-- Begin Exercise data --

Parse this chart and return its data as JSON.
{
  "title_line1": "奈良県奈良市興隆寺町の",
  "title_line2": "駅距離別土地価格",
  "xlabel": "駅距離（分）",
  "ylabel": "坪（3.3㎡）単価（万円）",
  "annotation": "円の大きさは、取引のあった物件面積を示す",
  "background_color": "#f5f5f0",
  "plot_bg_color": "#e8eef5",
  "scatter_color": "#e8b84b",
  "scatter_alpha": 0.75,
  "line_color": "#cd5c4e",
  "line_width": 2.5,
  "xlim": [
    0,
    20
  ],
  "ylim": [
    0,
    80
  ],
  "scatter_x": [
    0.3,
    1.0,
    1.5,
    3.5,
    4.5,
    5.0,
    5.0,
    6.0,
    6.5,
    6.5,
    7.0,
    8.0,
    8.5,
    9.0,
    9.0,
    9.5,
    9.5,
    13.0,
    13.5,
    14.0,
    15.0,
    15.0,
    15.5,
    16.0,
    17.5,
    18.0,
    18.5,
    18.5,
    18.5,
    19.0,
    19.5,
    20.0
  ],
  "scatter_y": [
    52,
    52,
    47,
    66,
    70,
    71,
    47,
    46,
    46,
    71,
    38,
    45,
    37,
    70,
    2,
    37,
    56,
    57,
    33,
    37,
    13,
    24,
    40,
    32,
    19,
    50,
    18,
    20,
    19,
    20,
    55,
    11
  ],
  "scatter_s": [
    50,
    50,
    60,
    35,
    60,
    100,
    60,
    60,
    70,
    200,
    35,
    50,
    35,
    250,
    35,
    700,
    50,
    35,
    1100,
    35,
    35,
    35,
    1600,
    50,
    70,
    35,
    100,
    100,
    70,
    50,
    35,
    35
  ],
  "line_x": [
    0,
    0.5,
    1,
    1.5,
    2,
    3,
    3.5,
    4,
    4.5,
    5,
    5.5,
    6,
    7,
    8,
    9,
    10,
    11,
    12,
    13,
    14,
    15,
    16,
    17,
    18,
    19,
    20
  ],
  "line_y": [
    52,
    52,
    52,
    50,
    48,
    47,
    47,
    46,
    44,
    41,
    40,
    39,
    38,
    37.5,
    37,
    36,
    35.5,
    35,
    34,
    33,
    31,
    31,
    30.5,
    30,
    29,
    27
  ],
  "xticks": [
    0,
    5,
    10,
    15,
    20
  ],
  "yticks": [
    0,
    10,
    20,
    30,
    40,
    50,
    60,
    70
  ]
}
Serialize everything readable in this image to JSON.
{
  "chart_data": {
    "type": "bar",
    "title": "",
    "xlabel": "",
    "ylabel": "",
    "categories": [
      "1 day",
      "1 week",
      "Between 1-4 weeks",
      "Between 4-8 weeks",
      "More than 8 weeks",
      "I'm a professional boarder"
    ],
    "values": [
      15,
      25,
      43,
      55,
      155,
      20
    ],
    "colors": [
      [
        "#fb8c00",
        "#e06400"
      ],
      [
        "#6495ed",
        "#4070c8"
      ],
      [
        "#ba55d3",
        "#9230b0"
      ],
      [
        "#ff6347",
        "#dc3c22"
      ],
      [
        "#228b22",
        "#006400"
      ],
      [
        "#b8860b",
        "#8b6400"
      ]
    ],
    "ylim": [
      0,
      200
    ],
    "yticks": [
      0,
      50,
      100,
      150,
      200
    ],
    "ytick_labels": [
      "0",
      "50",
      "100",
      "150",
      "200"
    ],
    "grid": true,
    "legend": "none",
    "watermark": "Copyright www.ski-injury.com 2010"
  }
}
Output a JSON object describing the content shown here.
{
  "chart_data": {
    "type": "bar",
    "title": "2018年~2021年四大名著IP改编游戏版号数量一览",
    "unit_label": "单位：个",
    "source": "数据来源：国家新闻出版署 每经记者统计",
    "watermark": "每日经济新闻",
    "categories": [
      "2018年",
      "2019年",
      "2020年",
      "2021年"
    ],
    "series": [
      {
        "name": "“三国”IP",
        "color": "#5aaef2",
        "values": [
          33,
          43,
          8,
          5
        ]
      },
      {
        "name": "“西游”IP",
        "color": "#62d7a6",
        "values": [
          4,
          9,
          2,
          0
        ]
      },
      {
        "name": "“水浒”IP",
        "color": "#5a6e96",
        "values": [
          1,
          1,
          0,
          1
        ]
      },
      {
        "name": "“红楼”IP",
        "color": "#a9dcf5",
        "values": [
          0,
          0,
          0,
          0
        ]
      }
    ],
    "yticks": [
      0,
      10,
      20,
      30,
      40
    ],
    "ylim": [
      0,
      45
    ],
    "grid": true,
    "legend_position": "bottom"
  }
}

-- End Exercise data --

* Task statement
Scan the material above. Copy each line where "name" occurs.

* Result
        "name": "“三国”IP",
        "name": "“西游”IP",
        "name": "“水浒”IP",
        "name": "“红楼”IP",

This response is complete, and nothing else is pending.